*Problem to solve*: In how many lines does the string "content" appear? Answer with the number only.

*Supplied material*:

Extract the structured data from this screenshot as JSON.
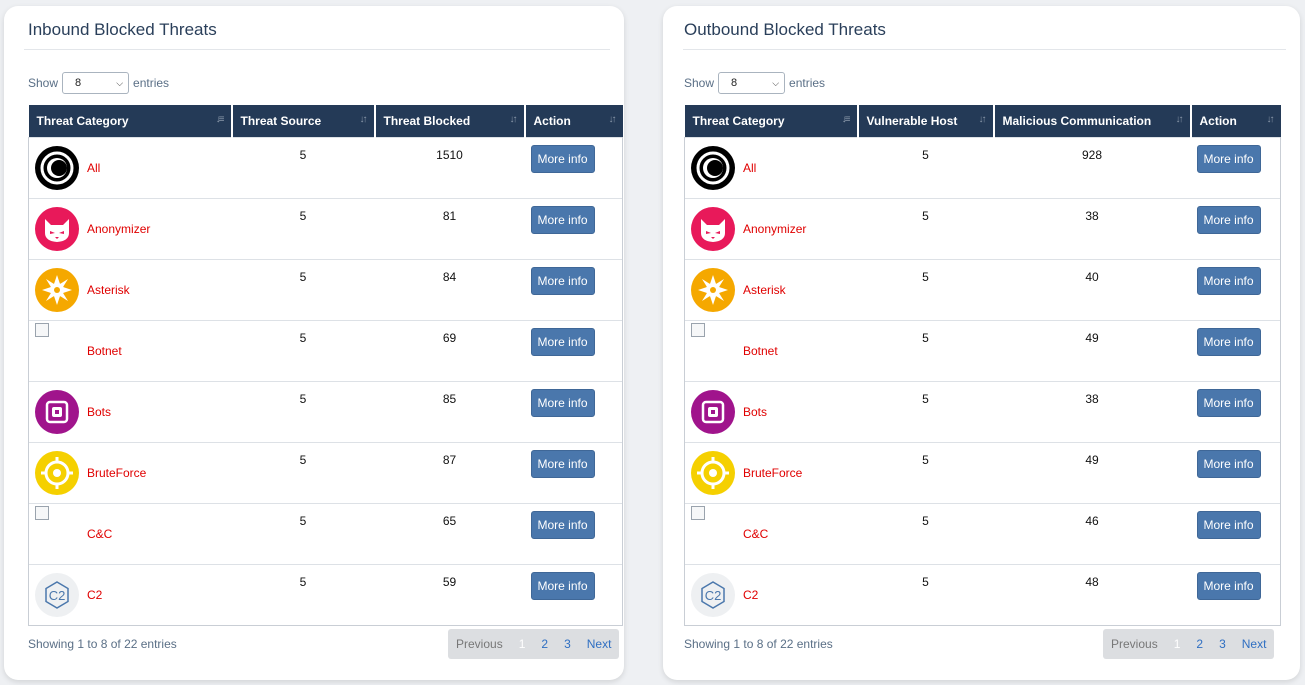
{
  "inbound": {
    "title": "Inbound Blocked Threats",
    "length": {
      "show": "Show",
      "value": "8",
      "entries": "entries"
    },
    "headers": [
      "Threat Category",
      "Threat Source",
      "Threat Blocked",
      "Action"
    ],
    "rows": [
      {
        "category": "All",
        "icon": "all-icon",
        "a": "5",
        "b": "1510",
        "action": "More info"
      },
      {
        "category": "Anonymizer",
        "icon": "anonymizer-cat-icon",
        "a": "5",
        "b": "81",
        "action": "More info"
      },
      {
        "category": "Asterisk",
        "icon": "asterisk-icon",
        "a": "5",
        "b": "84",
        "action": "More info"
      },
      {
        "category": "Botnet",
        "icon": "broken-image-icon",
        "a": "5",
        "b": "69",
        "action": "More info"
      },
      {
        "category": "Bots",
        "icon": "bots-icon",
        "a": "5",
        "b": "85",
        "action": "More info"
      },
      {
        "category": "BruteForce",
        "icon": "bruteforce-target-icon",
        "a": "5",
        "b": "87",
        "action": "More info"
      },
      {
        "category": "C&C",
        "icon": "broken-image-icon",
        "a": "5",
        "b": "65",
        "action": "More info"
      },
      {
        "category": "C2",
        "icon": "c2-hexagon-icon",
        "a": "5",
        "b": "59",
        "action": "More info"
      }
    ],
    "info": "Showing 1 to 8 of 22 entries",
    "pager": {
      "prev": "Previous",
      "pages": [
        "1",
        "2",
        "3"
      ],
      "next": "Next"
    }
  },
  "outbound": {
    "title": "Outbound Blocked Threats",
    "length": {
      "show": "Show",
      "value": "8",
      "entries": "entries"
    },
    "headers": [
      "Threat Category",
      "Vulnerable Host",
      "Malicious Communication",
      "Action"
    ],
    "rows": [
      {
        "category": "All",
        "icon": "all-icon",
        "a": "5",
        "b": "928",
        "action": "More info"
      },
      {
        "category": "Anonymizer",
        "icon": "anonymizer-cat-icon",
        "a": "5",
        "b": "38",
        "action": "More info"
      },
      {
        "category": "Asterisk",
        "icon": "asterisk-icon",
        "a": "5",
        "b": "40",
        "action": "More info"
      },
      {
        "category": "Botnet",
        "icon": "broken-image-icon",
        "a": "5",
        "b": "49",
        "action": "More info"
      },
      {
        "category": "Bots",
        "icon": "bots-icon",
        "a": "5",
        "b": "38",
        "action": "More info"
      },
      {
        "category": "BruteForce",
        "icon": "bruteforce-target-icon",
        "a": "5",
        "b": "49",
        "action": "More info"
      },
      {
        "category": "C&C",
        "icon": "broken-image-icon",
        "a": "5",
        "b": "46",
        "action": "More info"
      },
      {
        "category": "C2",
        "icon": "c2-hexagon-icon",
        "a": "5",
        "b": "48",
        "action": "More info"
      }
    ],
    "info": "Showing 1 to 8 of 22 entries",
    "pager": {
      "prev": "Previous",
      "pages": [
        "1",
        "2",
        "3"
      ],
      "next": "Next"
    }
  },
  "colors": {
    "header": "#243a57",
    "button": "#4a77ac",
    "category_text": "#e00000"
  }
}
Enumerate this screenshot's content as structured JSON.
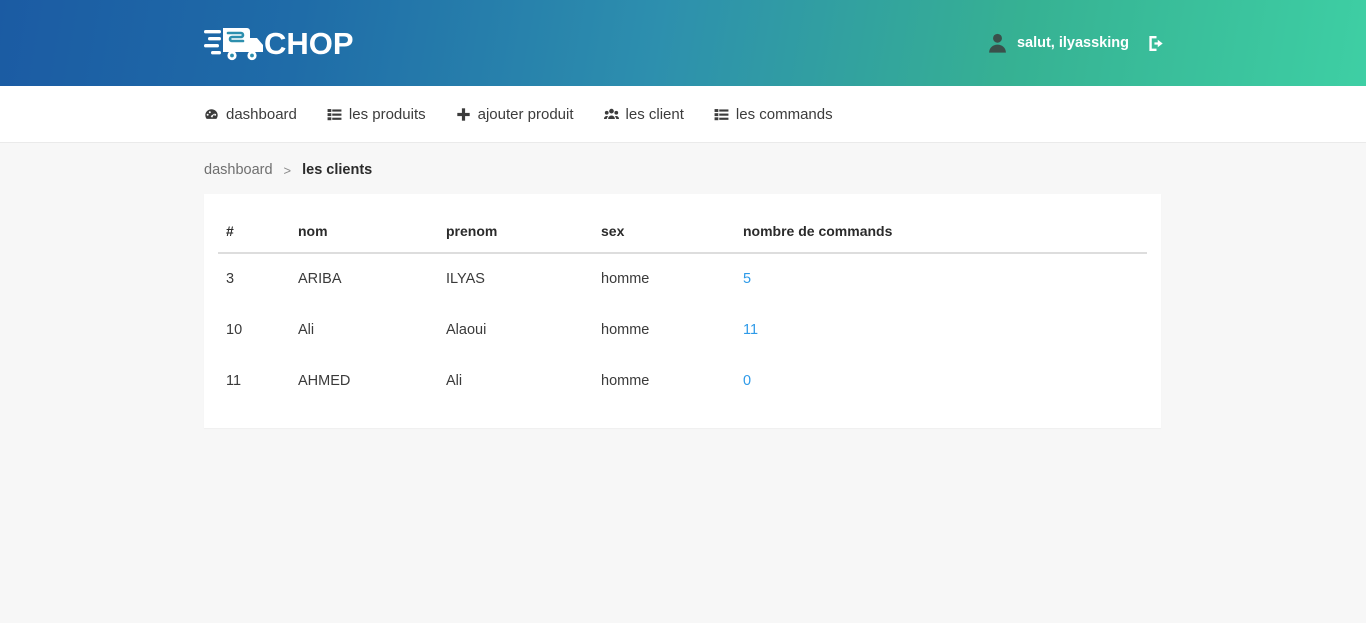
{
  "header": {
    "brand_name": "CHOP",
    "brand_icon": "fast-delivery-truck-icon",
    "user_icon": "user-avatar-icon",
    "greeting": "salut, ilyassking",
    "logout_icon": "sign-out-icon",
    "gradient_start": "#1b5ba3",
    "gradient_end": "#3ecfa4"
  },
  "nav": {
    "items": [
      {
        "label": "dashboard",
        "icon": "tachometer-icon"
      },
      {
        "label": "les produits",
        "icon": "list-icon"
      },
      {
        "label": "ajouter produit",
        "icon": "plus-icon"
      },
      {
        "label": "les client",
        "icon": "users-icon"
      },
      {
        "label": "les commands",
        "icon": "list-icon"
      }
    ]
  },
  "breadcrumb": {
    "root": "dashboard",
    "separator": ">",
    "current": "les clients"
  },
  "table": {
    "columns": [
      "#",
      "nom",
      "prenom",
      "sex",
      "nombre de commands"
    ],
    "rows": [
      {
        "id": "3",
        "nom": "ARIBA",
        "prenom": "ILYAS",
        "sex": "homme",
        "commandes": "5"
      },
      {
        "id": "10",
        "nom": "Ali",
        "prenom": "Alaoui",
        "sex": "homme",
        "commandes": "11"
      },
      {
        "id": "11",
        "nom": "AHMED",
        "prenom": "Ali",
        "sex": "homme",
        "commandes": "0"
      }
    ],
    "link_color": "#2e9ae8"
  },
  "page": {
    "background": "#f7f7f7",
    "card_background": "#ffffff"
  }
}
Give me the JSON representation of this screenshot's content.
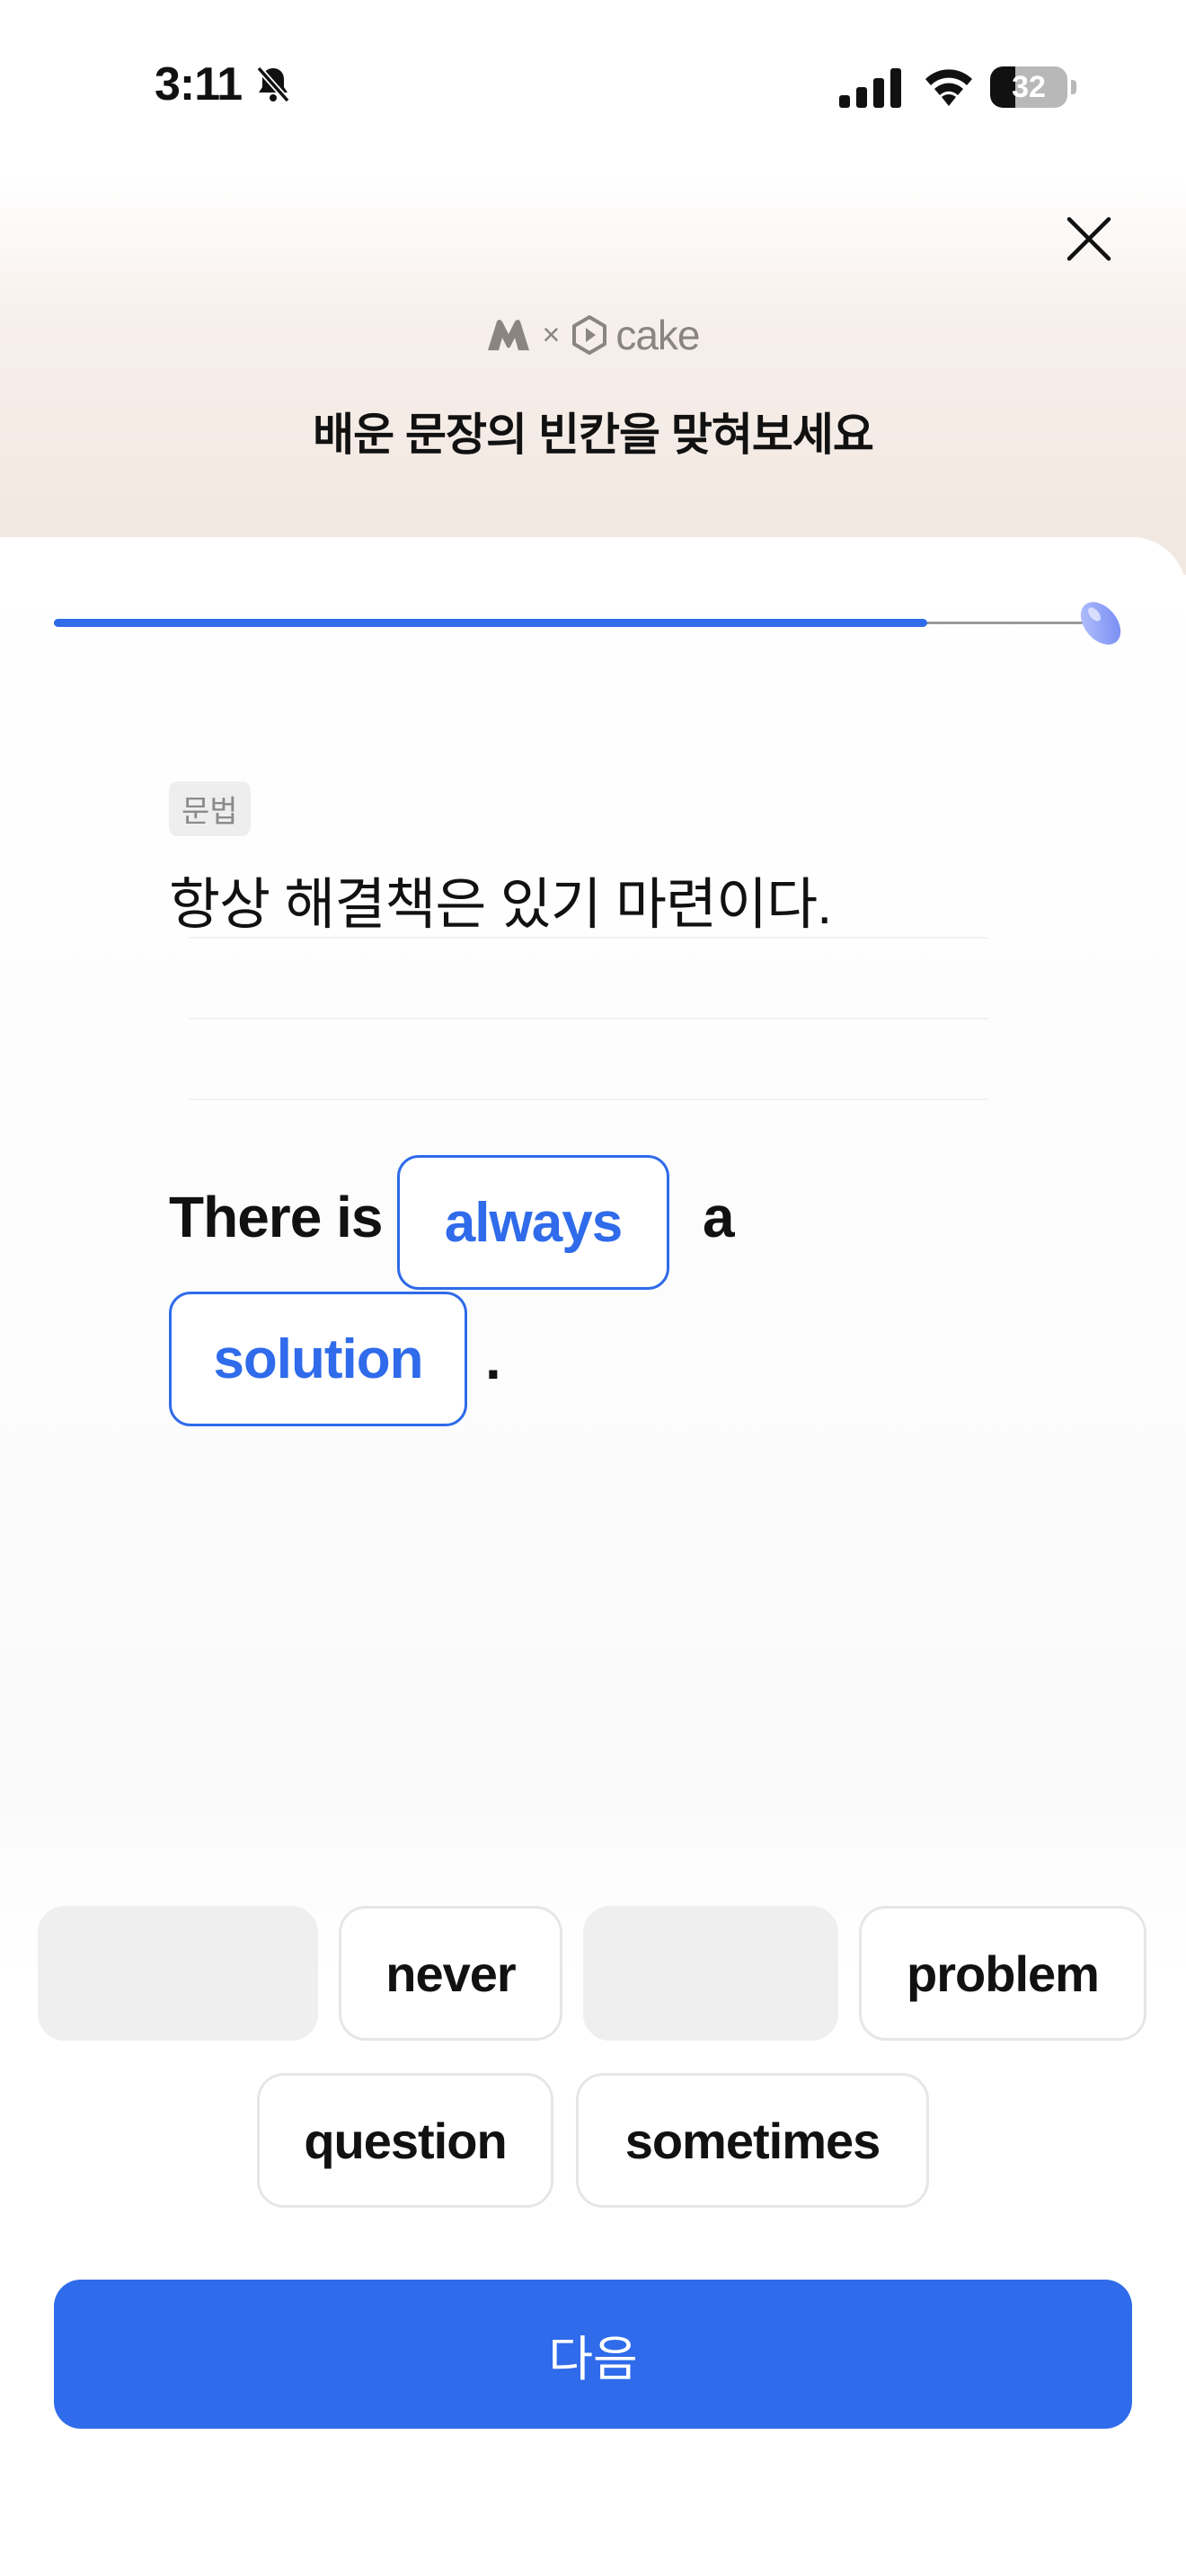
{
  "status_bar": {
    "time": "3:11",
    "battery_level": "32",
    "battery_fraction": 0.32,
    "icons": [
      "bell-slash-icon",
      "signal-icon",
      "wifi-icon",
      "battery-icon"
    ]
  },
  "header": {
    "brand_x": "×",
    "brand_name": "cake",
    "title": "배운 문장의 빈칸을 맞혀보세요",
    "close_icon": "close-icon"
  },
  "progress": {
    "fraction": 0.845,
    "end_icon": "bean-icon"
  },
  "colors": {
    "accent": "#2f6bea",
    "header_tint": "#f2e8e2",
    "used_tile": "#efefef"
  },
  "question": {
    "category": "문법",
    "korean": "항상 해결책은 있기 마련이다.",
    "sentence": {
      "part1": "There is",
      "blank1": "always",
      "part2": "a",
      "blank2": "solution",
      "part3": "."
    }
  },
  "word_bank": [
    {
      "label": "",
      "used": true
    },
    {
      "label": "never",
      "used": false
    },
    {
      "label": "",
      "used": true
    },
    {
      "label": "problem",
      "used": false
    },
    {
      "label": "question",
      "used": false
    },
    {
      "label": "sometimes",
      "used": false
    }
  ],
  "footer": {
    "next_label": "다음"
  }
}
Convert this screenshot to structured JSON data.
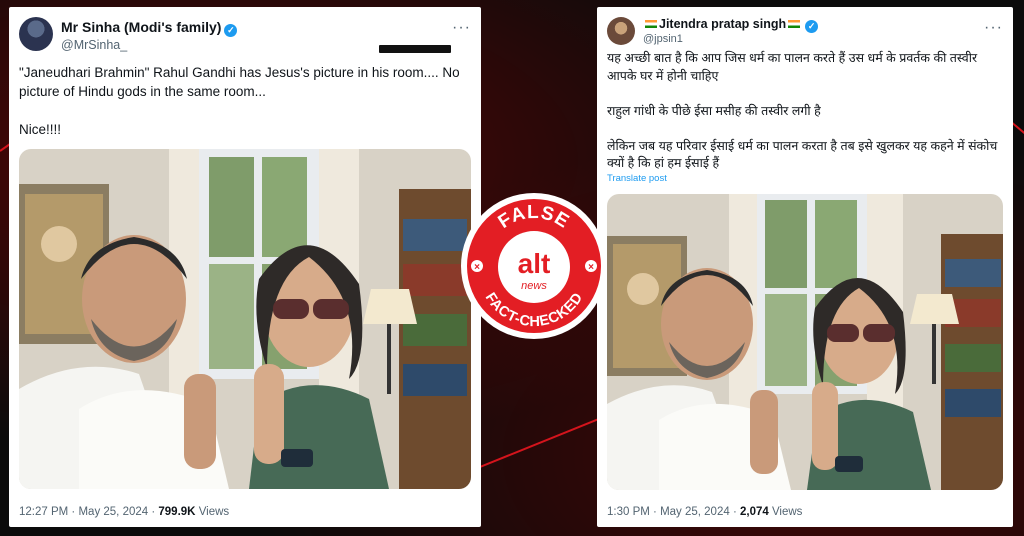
{
  "left_tweet": {
    "display_name": "Mr Sinha (Modi's family)",
    "handle": "@MrSinha_",
    "text": "\"Janeudhari Brahmin\" Rahul Gandhi has Jesus's picture in his room.... No picture of Hindu gods in the same room...\n\n Nice!!!!",
    "time": "12:27 PM",
    "date": "May 25, 2024",
    "views_count": "799.9K",
    "views_label": "Views"
  },
  "right_tweet": {
    "display_name": "Jitendra pratap singh",
    "handle": "@jpsin1",
    "text": "यह अच्छी बात है कि आप जिस धर्म का पालन करते हैं उस धर्म के प्रवर्तक की तस्वीर आपके घर में होनी चाहिए\n\nराहुल गांधी के पीछे ईसा मसीह की तस्वीर लगी है\n\nलेकिन जब यह परिवार ईसाई धर्म का पालन करता है तब इसे खुलकर यह कहने में संकोच क्यों है कि हां हम ईसाई  हैं",
    "translate_label": "Translate post",
    "time": "1:30 PM",
    "date": "May 25, 2024",
    "views_count": "2,074",
    "views_label": "Views"
  },
  "badge": {
    "top_text": "FALSE",
    "logo_main": "alt",
    "logo_sub": "news",
    "bottom_text": "FACT-CHECKED"
  },
  "colors": {
    "badge_red": "#e31e24",
    "twitter_blue": "#1d9bf0",
    "background": "#0b0b0b"
  },
  "icons": [
    "verified-badge-icon",
    "more-options-icon",
    "india-flag-icon"
  ]
}
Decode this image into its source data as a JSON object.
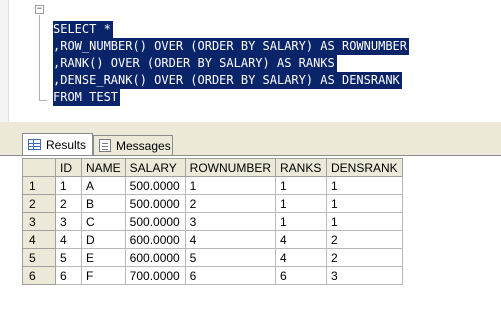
{
  "editor": {
    "lines": [
      "SELECT *",
      ",ROW_NUMBER() OVER (ORDER BY SALARY) AS ROWNUMBER",
      ",RANK() OVER (ORDER BY SALARY) AS RANKS",
      ",DENSE_RANK() OVER (ORDER BY SALARY) AS DENSRANK",
      "FROM TEST"
    ],
    "collapse_glyph": "−",
    "selection_color": "#0a246a"
  },
  "tabs": [
    {
      "label": "Results",
      "icon": "grid-icon",
      "active": true
    },
    {
      "label": "Messages",
      "icon": "message-icon",
      "active": false
    }
  ],
  "grid": {
    "columns": [
      "ID",
      "NAME",
      "SALARY",
      "ROWNUMBER",
      "RANKS",
      "DENSRANK"
    ],
    "row_numbers": [
      "1",
      "2",
      "3",
      "4",
      "5",
      "6"
    ],
    "rows": [
      [
        "1",
        "A",
        "500.0000",
        "1",
        "1",
        "1"
      ],
      [
        "2",
        "B",
        "500.0000",
        "2",
        "1",
        "1"
      ],
      [
        "3",
        "C",
        "500.0000",
        "3",
        "1",
        "1"
      ],
      [
        "4",
        "D",
        "600.0000",
        "4",
        "4",
        "2"
      ],
      [
        "5",
        "E",
        "600.0000",
        "5",
        "4",
        "2"
      ],
      [
        "6",
        "F",
        "700.0000",
        "6",
        "6",
        "3"
      ]
    ]
  }
}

*Response to the exercise*: 2